_Work required_: Please pull out every line that includes the string "dahil".

•••••

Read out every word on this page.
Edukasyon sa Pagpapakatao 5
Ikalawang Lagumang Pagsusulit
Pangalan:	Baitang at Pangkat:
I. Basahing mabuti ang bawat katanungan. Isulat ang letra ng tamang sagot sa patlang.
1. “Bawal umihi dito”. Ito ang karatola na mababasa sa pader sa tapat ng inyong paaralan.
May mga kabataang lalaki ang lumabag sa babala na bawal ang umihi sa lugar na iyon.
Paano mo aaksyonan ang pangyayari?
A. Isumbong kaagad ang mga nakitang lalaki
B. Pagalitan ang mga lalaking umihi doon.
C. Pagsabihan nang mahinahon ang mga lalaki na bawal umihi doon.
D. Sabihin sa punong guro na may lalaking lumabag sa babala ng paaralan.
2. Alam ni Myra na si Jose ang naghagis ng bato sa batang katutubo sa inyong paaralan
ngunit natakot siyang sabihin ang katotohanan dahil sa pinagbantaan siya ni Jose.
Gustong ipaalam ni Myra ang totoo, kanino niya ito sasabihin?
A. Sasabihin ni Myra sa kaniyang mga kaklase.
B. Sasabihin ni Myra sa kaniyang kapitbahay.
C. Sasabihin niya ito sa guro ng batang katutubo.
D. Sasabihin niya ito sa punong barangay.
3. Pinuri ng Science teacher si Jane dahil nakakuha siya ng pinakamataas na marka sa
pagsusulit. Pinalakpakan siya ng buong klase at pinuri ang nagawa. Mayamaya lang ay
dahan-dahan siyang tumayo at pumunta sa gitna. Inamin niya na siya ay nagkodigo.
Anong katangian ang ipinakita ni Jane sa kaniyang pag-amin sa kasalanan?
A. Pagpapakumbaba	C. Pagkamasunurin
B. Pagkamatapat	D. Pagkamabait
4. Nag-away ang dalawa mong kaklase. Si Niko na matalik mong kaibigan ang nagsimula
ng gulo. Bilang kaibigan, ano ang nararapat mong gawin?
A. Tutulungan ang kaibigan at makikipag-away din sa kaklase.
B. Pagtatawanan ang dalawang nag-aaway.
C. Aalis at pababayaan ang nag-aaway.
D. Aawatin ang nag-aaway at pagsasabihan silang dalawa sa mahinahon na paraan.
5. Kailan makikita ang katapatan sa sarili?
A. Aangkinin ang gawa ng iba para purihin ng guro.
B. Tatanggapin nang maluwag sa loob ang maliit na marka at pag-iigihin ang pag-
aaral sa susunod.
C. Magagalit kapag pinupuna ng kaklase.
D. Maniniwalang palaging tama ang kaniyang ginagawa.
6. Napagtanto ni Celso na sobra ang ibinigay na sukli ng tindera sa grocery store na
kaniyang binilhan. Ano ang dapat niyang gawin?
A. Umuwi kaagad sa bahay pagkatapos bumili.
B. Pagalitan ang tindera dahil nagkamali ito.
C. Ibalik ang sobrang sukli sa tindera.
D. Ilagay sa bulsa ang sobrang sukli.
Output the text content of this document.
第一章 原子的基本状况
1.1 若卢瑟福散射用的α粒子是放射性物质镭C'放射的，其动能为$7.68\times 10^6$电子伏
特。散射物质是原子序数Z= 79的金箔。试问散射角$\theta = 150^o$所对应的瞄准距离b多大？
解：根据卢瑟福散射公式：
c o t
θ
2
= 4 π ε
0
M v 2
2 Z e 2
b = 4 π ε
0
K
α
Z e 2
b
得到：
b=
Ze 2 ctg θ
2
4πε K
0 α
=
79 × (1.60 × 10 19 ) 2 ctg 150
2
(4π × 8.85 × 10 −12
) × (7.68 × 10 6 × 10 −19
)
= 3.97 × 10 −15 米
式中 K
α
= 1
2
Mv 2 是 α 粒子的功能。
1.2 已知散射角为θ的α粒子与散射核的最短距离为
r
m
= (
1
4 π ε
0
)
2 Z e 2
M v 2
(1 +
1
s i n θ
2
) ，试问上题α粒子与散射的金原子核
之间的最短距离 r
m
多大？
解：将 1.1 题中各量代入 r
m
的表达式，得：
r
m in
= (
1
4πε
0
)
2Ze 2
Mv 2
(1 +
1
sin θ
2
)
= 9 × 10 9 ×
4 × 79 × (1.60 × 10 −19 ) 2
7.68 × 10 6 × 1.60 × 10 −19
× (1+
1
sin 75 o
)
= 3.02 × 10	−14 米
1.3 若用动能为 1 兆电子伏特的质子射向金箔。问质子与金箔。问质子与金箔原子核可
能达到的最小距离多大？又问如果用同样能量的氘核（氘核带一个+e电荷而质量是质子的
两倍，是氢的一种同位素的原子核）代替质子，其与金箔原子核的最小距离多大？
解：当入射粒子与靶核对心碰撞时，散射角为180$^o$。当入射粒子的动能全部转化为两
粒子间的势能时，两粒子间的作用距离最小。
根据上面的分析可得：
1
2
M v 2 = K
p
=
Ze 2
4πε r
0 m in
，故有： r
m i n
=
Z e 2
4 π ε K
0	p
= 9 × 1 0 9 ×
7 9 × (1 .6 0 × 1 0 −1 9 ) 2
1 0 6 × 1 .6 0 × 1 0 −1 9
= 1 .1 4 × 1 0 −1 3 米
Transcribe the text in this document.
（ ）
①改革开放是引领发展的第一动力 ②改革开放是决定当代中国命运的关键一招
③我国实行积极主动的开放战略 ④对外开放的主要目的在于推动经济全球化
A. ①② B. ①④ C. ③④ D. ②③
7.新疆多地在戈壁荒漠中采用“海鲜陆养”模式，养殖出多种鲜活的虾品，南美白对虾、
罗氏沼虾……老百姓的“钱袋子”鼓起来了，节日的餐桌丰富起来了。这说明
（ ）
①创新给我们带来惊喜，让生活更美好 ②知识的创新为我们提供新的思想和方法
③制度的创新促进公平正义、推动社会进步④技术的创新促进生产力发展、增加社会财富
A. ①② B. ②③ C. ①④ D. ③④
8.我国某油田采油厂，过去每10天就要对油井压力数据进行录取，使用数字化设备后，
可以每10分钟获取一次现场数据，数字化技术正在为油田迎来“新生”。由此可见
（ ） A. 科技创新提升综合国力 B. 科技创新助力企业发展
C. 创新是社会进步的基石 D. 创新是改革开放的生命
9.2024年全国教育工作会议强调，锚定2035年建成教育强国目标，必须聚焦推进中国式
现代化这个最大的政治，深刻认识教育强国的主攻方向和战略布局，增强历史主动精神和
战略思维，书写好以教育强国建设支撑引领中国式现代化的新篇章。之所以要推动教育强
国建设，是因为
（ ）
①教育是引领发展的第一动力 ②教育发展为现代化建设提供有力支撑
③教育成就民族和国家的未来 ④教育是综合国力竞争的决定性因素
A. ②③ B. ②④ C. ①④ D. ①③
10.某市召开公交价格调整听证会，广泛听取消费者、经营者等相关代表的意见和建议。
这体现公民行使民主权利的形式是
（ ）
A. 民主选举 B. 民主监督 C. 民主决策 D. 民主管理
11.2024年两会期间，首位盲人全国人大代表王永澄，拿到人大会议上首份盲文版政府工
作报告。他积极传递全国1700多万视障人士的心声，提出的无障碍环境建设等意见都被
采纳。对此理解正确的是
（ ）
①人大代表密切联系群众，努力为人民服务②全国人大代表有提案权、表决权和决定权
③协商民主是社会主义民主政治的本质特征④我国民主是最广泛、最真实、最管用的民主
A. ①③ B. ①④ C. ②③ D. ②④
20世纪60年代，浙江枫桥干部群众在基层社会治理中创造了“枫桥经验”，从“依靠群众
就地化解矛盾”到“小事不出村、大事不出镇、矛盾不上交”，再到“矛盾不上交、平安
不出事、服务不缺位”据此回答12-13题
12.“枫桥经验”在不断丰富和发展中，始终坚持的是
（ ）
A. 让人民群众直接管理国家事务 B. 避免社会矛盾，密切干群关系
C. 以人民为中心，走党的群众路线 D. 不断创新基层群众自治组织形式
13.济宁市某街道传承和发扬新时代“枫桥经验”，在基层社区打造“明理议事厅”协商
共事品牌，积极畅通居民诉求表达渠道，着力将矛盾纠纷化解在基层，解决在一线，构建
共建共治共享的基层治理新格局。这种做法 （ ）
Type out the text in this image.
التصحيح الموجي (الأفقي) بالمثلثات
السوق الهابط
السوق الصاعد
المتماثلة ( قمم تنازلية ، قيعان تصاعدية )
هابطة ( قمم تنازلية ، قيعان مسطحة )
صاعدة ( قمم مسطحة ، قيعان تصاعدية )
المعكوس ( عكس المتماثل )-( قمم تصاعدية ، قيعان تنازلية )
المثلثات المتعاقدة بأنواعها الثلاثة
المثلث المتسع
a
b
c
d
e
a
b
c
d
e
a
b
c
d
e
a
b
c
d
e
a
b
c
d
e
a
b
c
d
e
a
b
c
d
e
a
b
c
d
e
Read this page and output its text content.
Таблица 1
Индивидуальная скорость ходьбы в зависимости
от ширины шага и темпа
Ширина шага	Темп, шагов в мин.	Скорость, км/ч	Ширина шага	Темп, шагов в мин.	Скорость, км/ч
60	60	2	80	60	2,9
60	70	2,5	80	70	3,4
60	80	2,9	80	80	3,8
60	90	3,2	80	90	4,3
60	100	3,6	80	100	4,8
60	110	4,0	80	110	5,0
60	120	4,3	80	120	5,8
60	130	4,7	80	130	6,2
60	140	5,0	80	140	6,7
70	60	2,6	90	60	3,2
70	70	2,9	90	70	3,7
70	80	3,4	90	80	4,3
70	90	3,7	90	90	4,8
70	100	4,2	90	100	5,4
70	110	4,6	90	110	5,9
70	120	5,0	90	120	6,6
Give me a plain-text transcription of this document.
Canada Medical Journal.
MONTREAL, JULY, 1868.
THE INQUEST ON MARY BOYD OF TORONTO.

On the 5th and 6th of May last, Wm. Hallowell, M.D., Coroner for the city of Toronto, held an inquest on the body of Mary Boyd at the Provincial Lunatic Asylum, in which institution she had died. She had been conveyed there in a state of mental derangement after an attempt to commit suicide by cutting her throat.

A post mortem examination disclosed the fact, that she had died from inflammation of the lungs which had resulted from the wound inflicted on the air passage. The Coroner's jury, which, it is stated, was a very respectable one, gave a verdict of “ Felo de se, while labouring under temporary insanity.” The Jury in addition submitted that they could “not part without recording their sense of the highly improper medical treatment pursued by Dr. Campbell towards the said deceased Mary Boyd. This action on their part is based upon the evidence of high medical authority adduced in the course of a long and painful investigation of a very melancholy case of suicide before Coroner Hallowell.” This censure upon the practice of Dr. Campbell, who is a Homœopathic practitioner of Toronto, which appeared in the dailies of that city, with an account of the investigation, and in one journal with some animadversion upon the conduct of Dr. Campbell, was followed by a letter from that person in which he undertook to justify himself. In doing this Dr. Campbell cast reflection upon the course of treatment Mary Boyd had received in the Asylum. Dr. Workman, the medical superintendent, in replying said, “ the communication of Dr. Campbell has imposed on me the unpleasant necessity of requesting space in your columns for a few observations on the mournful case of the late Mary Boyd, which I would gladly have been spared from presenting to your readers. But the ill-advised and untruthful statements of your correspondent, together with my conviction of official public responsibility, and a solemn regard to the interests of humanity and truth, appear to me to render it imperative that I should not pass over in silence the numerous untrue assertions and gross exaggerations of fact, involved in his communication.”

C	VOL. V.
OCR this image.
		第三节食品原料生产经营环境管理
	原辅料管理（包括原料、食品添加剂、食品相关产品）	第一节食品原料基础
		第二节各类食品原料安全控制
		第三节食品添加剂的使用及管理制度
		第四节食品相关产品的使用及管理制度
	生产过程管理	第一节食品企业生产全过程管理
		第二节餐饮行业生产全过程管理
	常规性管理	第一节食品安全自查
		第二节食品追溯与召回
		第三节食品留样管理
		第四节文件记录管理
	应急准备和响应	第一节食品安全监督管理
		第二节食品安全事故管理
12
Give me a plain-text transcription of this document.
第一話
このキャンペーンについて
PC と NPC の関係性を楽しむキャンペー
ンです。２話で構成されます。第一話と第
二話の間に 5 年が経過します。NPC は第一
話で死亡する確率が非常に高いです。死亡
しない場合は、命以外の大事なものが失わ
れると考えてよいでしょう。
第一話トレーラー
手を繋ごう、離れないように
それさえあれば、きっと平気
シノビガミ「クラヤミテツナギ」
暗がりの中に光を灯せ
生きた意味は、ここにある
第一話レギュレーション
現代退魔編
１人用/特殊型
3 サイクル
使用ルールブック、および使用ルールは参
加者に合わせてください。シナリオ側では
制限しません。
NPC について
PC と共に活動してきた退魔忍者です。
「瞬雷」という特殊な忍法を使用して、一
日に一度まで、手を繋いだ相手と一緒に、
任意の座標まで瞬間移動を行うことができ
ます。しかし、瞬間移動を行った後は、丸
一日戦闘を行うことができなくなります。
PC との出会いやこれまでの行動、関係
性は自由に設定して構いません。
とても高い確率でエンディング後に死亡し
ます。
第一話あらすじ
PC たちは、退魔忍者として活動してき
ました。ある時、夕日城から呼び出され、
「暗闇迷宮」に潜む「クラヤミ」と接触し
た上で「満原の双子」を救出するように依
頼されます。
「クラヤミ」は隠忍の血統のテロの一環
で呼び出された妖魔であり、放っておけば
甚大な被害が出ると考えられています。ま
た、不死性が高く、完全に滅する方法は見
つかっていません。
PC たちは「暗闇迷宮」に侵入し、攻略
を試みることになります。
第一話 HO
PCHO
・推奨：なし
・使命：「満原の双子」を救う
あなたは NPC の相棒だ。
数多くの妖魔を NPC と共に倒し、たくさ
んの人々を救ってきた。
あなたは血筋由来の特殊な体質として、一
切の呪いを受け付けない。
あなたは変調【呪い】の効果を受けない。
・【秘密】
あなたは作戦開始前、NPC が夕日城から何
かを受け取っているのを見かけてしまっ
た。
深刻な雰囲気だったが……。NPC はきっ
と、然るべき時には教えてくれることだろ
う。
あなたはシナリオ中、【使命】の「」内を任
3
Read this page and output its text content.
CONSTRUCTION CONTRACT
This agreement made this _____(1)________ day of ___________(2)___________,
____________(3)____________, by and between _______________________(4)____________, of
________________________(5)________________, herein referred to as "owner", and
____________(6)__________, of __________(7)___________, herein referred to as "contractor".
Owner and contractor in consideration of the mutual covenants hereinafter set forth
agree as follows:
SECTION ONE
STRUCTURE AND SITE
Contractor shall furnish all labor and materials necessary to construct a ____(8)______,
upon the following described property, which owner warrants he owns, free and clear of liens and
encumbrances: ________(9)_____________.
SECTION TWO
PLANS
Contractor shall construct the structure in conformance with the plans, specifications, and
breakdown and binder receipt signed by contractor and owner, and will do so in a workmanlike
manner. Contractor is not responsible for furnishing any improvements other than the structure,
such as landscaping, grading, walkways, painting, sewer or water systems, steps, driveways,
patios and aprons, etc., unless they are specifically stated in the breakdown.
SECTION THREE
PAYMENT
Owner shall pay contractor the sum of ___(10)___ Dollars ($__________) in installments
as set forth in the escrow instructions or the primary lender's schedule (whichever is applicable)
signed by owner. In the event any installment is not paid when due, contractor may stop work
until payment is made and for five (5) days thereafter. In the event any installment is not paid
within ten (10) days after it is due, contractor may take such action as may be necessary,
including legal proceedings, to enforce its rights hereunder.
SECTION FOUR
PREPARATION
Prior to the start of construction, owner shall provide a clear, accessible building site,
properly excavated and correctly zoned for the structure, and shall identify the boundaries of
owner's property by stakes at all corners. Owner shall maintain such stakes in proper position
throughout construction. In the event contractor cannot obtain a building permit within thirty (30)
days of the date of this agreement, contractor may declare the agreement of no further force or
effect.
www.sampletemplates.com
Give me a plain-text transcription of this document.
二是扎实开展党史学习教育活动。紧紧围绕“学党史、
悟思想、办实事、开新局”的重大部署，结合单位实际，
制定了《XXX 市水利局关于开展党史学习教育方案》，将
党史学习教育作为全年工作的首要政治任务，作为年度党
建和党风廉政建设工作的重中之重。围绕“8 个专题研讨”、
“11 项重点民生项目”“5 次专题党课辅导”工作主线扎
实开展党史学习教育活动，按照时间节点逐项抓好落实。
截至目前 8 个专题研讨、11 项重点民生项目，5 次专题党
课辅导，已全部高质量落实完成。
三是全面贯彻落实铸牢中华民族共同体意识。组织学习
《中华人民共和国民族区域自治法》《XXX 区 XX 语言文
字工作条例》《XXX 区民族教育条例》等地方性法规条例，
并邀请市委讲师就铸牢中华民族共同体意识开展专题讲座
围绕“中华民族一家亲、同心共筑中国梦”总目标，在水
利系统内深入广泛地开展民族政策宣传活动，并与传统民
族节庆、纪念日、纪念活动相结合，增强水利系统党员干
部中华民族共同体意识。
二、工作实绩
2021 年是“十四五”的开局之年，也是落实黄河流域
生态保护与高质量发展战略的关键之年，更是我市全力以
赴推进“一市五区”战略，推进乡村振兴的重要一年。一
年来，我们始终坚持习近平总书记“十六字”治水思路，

•••••

_Exercise answer_:
ngunit natakot siyang sabihin ang katotohanan dahil sa pinagbantaan siya ni Jose.
3. Pinuri ng Science teacher si Jane dahil nakakuha siya ng pinakamataas na marka sa
B. Pagalitan ang tindera dahil nagkamali ito.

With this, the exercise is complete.